TASK TO CARRY OUT | Locate each line in the records containing "letter". Copy it.
--- Start of DATA EXCERPTS ---
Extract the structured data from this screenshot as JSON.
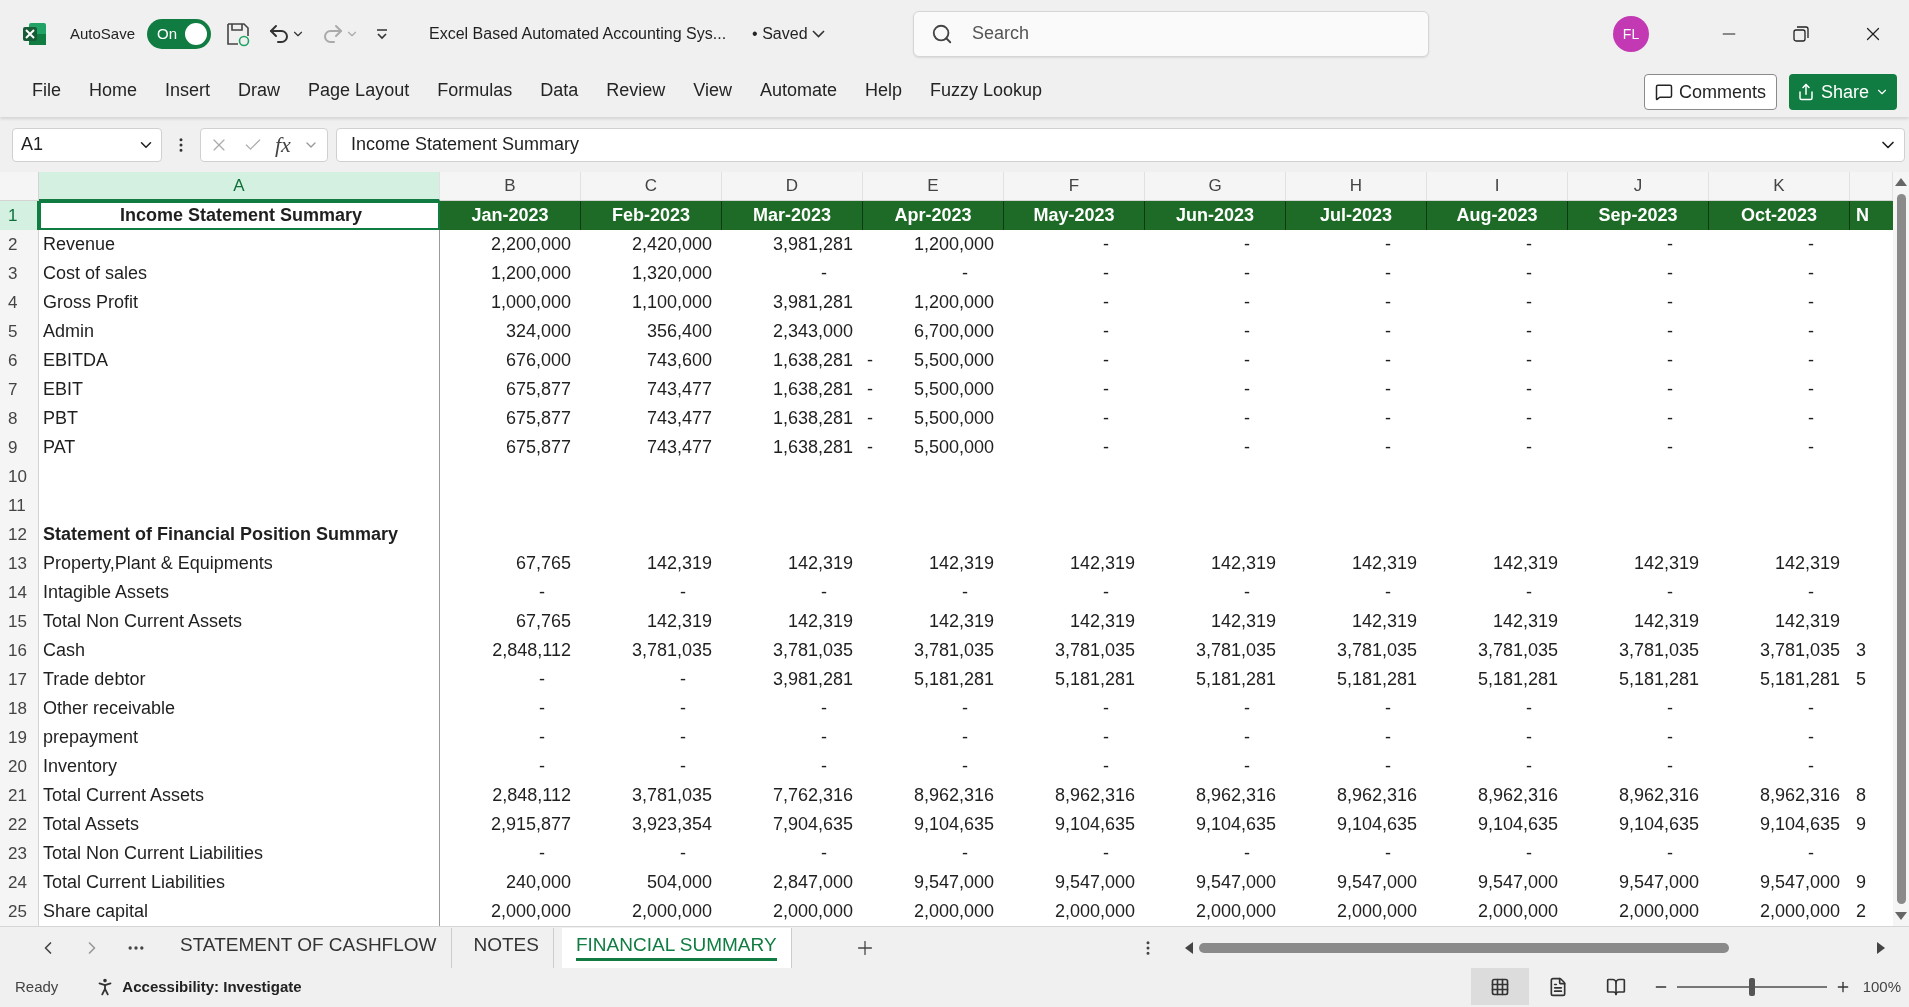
{
  "window": {
    "title": "Excel Based Automated Accounting Sys...",
    "save_state": "• Saved"
  },
  "autosave": {
    "label": "AutoSave",
    "on": true,
    "state": "On"
  },
  "search": {
    "placeholder": "Search"
  },
  "account": {
    "initials": "FL"
  },
  "ribbon_tabs": [
    {
      "label": "File",
      "selected": false
    },
    {
      "label": "Home",
      "selected": false
    },
    {
      "label": "Insert",
      "selected": false
    },
    {
      "label": "Draw",
      "selected": false
    },
    {
      "label": "Page Layout",
      "selected": false
    },
    {
      "label": "Formulas",
      "selected": false
    },
    {
      "label": "Data",
      "selected": false
    },
    {
      "label": "Review",
      "selected": false
    },
    {
      "label": "View",
      "selected": false
    },
    {
      "label": "Automate",
      "selected": false
    },
    {
      "label": "Help",
      "selected": false
    },
    {
      "label": "Fuzzy Lookup",
      "selected": false
    }
  ],
  "ribbon_buttons": {
    "comments": "Comments",
    "share": "Share"
  },
  "formula_bar": {
    "name_box": "A1",
    "fx": "fx",
    "formula": "Income Statement Summary"
  },
  "sheet": {
    "columns": [
      {
        "letter": "A",
        "selected": true
      },
      {
        "letter": "B",
        "selected": false
      },
      {
        "letter": "C",
        "selected": false
      },
      {
        "letter": "D",
        "selected": false
      },
      {
        "letter": "E",
        "selected": false
      },
      {
        "letter": "F",
        "selected": false
      },
      {
        "letter": "G",
        "selected": false
      },
      {
        "letter": "H",
        "selected": false
      },
      {
        "letter": "I",
        "selected": false
      },
      {
        "letter": "J",
        "selected": false
      },
      {
        "letter": "K",
        "selected": false
      }
    ],
    "rows": [
      {
        "number": "1",
        "selected": true,
        "kind": "header",
        "label": "Income Statement Summary",
        "values": [
          "Jan-2023",
          "Feb-2023",
          "Mar-2023",
          "Apr-2023",
          "May-2023",
          "Jun-2023",
          "Jul-2023",
          "Aug-2023",
          "Sep-2023",
          "Oct-2023"
        ],
        "overflow": "N"
      },
      {
        "number": "2",
        "selected": false,
        "kind": "data",
        "label": "Revenue",
        "values": [
          "2,200,000",
          "2,420,000",
          "3,981,281",
          "1,200,000",
          {
            "zero": "-"
          },
          {
            "zero": "-"
          },
          {
            "zero": "-"
          },
          {
            "zero": "-"
          },
          {
            "zero": "-"
          },
          {
            "zero": "-"
          }
        ]
      },
      {
        "number": "3",
        "selected": false,
        "kind": "data",
        "label": "Cost of sales",
        "values": [
          "1,200,000",
          "1,320,000",
          {
            "zero": "-"
          },
          {
            "zero": "-"
          },
          {
            "zero": "-"
          },
          {
            "zero": "-"
          },
          {
            "zero": "-"
          },
          {
            "zero": "-"
          },
          {
            "zero": "-"
          },
          {
            "zero": "-"
          }
        ]
      },
      {
        "number": "4",
        "selected": false,
        "kind": "data",
        "label": "Gross Profit",
        "values": [
          "1,000,000",
          "1,100,000",
          "3,981,281",
          "1,200,000",
          {
            "zero": "-"
          },
          {
            "zero": "-"
          },
          {
            "zero": "-"
          },
          {
            "zero": "-"
          },
          {
            "zero": "-"
          },
          {
            "zero": "-"
          }
        ]
      },
      {
        "number": "5",
        "selected": false,
        "kind": "data",
        "label": "Admin",
        "values": [
          "324,000",
          "356,400",
          "2,343,000",
          "6,700,000",
          {
            "zero": "-"
          },
          {
            "zero": "-"
          },
          {
            "zero": "-"
          },
          {
            "zero": "-"
          },
          {
            "zero": "-"
          },
          {
            "zero": "-"
          }
        ]
      },
      {
        "number": "6",
        "selected": false,
        "kind": "data",
        "label": "EBITDA",
        "values": [
          "676,000",
          "743,600",
          "1,638,281",
          {
            "sign": "-",
            "value": "5,500,000"
          },
          {
            "zero": "-"
          },
          {
            "zero": "-"
          },
          {
            "zero": "-"
          },
          {
            "zero": "-"
          },
          {
            "zero": "-"
          },
          {
            "zero": "-"
          }
        ]
      },
      {
        "number": "7",
        "selected": false,
        "kind": "data",
        "label": "EBIT",
        "values": [
          "675,877",
          "743,477",
          "1,638,281",
          {
            "sign": "-",
            "value": "5,500,000"
          },
          {
            "zero": "-"
          },
          {
            "zero": "-"
          },
          {
            "zero": "-"
          },
          {
            "zero": "-"
          },
          {
            "zero": "-"
          },
          {
            "zero": "-"
          }
        ]
      },
      {
        "number": "8",
        "selected": false,
        "kind": "data",
        "label": "PBT",
        "values": [
          "675,877",
          "743,477",
          "1,638,281",
          {
            "sign": "-",
            "value": "5,500,000"
          },
          {
            "zero": "-"
          },
          {
            "zero": "-"
          },
          {
            "zero": "-"
          },
          {
            "zero": "-"
          },
          {
            "zero": "-"
          },
          {
            "zero": "-"
          }
        ]
      },
      {
        "number": "9",
        "selected": false,
        "kind": "data",
        "label": "PAT",
        "values": [
          "675,877",
          "743,477",
          "1,638,281",
          {
            "sign": "-",
            "value": "5,500,000"
          },
          {
            "zero": "-"
          },
          {
            "zero": "-"
          },
          {
            "zero": "-"
          },
          {
            "zero": "-"
          },
          {
            "zero": "-"
          },
          {
            "zero": "-"
          }
        ]
      },
      {
        "number": "10",
        "selected": false,
        "kind": "blank"
      },
      {
        "number": "11",
        "selected": false,
        "kind": "blank"
      },
      {
        "number": "12",
        "selected": false,
        "kind": "section",
        "label": "Statement of Financial Position Summary"
      },
      {
        "number": "13",
        "selected": false,
        "kind": "data",
        "label": "Property,Plant & Equipments",
        "values": [
          "67,765",
          "142,319",
          "142,319",
          "142,319",
          "142,319",
          "142,319",
          "142,319",
          "142,319",
          "142,319",
          "142,319"
        ]
      },
      {
        "number": "14",
        "selected": false,
        "kind": "data",
        "label": "Intagible Assets",
        "values": [
          {
            "zero": "-"
          },
          {
            "zero": "-"
          },
          {
            "zero": "-"
          },
          {
            "zero": "-"
          },
          {
            "zero": "-"
          },
          {
            "zero": "-"
          },
          {
            "zero": "-"
          },
          {
            "zero": "-"
          },
          {
            "zero": "-"
          },
          {
            "zero": "-"
          }
        ]
      },
      {
        "number": "15",
        "selected": false,
        "kind": "data",
        "label": "Total Non Current Assets",
        "values": [
          "67,765",
          "142,319",
          "142,319",
          "142,319",
          "142,319",
          "142,319",
          "142,319",
          "142,319",
          "142,319",
          "142,319"
        ]
      },
      {
        "number": "16",
        "selected": false,
        "kind": "data",
        "label": "Cash",
        "values": [
          "2,848,112",
          "3,781,035",
          "3,781,035",
          "3,781,035",
          "3,781,035",
          "3,781,035",
          "3,781,035",
          "3,781,035",
          "3,781,035",
          "3,781,035"
        ],
        "overflow": "3"
      },
      {
        "number": "17",
        "selected": false,
        "kind": "data",
        "label": "Trade debtor",
        "values": [
          {
            "zero": "-"
          },
          {
            "zero": "-"
          },
          "3,981,281",
          "5,181,281",
          "5,181,281",
          "5,181,281",
          "5,181,281",
          "5,181,281",
          "5,181,281",
          "5,181,281"
        ],
        "overflow": "5"
      },
      {
        "number": "18",
        "selected": false,
        "kind": "data",
        "label": "Other receivable",
        "values": [
          {
            "zero": "-"
          },
          {
            "zero": "-"
          },
          {
            "zero": "-"
          },
          {
            "zero": "-"
          },
          {
            "zero": "-"
          },
          {
            "zero": "-"
          },
          {
            "zero": "-"
          },
          {
            "zero": "-"
          },
          {
            "zero": "-"
          },
          {
            "zero": "-"
          }
        ]
      },
      {
        "number": "19",
        "selected": false,
        "kind": "data",
        "label": "prepayment",
        "values": [
          {
            "zero": "-"
          },
          {
            "zero": "-"
          },
          {
            "zero": "-"
          },
          {
            "zero": "-"
          },
          {
            "zero": "-"
          },
          {
            "zero": "-"
          },
          {
            "zero": "-"
          },
          {
            "zero": "-"
          },
          {
            "zero": "-"
          },
          {
            "zero": "-"
          }
        ]
      },
      {
        "number": "20",
        "selected": false,
        "kind": "data",
        "label": "Inventory",
        "values": [
          {
            "zero": "-"
          },
          {
            "zero": "-"
          },
          {
            "zero": "-"
          },
          {
            "zero": "-"
          },
          {
            "zero": "-"
          },
          {
            "zero": "-"
          },
          {
            "zero": "-"
          },
          {
            "zero": "-"
          },
          {
            "zero": "-"
          },
          {
            "zero": "-"
          }
        ]
      },
      {
        "number": "21",
        "selected": false,
        "kind": "data",
        "label": "Total Current Assets",
        "values": [
          "2,848,112",
          "3,781,035",
          "7,762,316",
          "8,962,316",
          "8,962,316",
          "8,962,316",
          "8,962,316",
          "8,962,316",
          "8,962,316",
          "8,962,316"
        ],
        "overflow": "8"
      },
      {
        "number": "22",
        "selected": false,
        "kind": "data",
        "label": "Total Assets",
        "values": [
          "2,915,877",
          "3,923,354",
          "7,904,635",
          "9,104,635",
          "9,104,635",
          "9,104,635",
          "9,104,635",
          "9,104,635",
          "9,104,635",
          "9,104,635"
        ],
        "overflow": "9"
      },
      {
        "number": "23",
        "selected": false,
        "kind": "data",
        "label": "Total Non Current Liabilities",
        "values": [
          {
            "zero": "-"
          },
          {
            "zero": "-"
          },
          {
            "zero": "-"
          },
          {
            "zero": "-"
          },
          {
            "zero": "-"
          },
          {
            "zero": "-"
          },
          {
            "zero": "-"
          },
          {
            "zero": "-"
          },
          {
            "zero": "-"
          },
          {
            "zero": "-"
          }
        ]
      },
      {
        "number": "24",
        "selected": false,
        "kind": "data",
        "label": "Total Current Liabilities",
        "values": [
          "240,000",
          "504,000",
          "2,847,000",
          "9,547,000",
          "9,547,000",
          "9,547,000",
          "9,547,000",
          "9,547,000",
          "9,547,000",
          "9,547,000"
        ],
        "overflow": "9"
      },
      {
        "number": "25",
        "selected": false,
        "kind": "data",
        "label": "Share capital",
        "values": [
          "2,000,000",
          "2,000,000",
          "2,000,000",
          "2,000,000",
          "2,000,000",
          "2,000,000",
          "2,000,000",
          "2,000,000",
          "2,000,000",
          "2,000,000"
        ],
        "overflow": "2"
      }
    ]
  },
  "sheet_tabs": [
    {
      "label": "STATEMENT OF CASHFLOW",
      "selected": false
    },
    {
      "label": "NOTES",
      "selected": false
    },
    {
      "label": "FINANCIAL SUMMARY",
      "selected": true
    }
  ],
  "status_bar": {
    "ready": "Ready",
    "accessibility": "Accessibility: Investigate",
    "zoom": "100%"
  },
  "zoom_slider": {
    "level": 0.5
  }
}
--- End of DATA EXCERPTS ---
REPLY |
        "letter": "A",
        "letter": "B",
        "letter": "C",
        "letter": "D",
        "letter": "E",
        "letter": "F",
        "letter": "G",
        "letter": "H",
        "letter": "I",
        "letter": "J",
        "letter": "K",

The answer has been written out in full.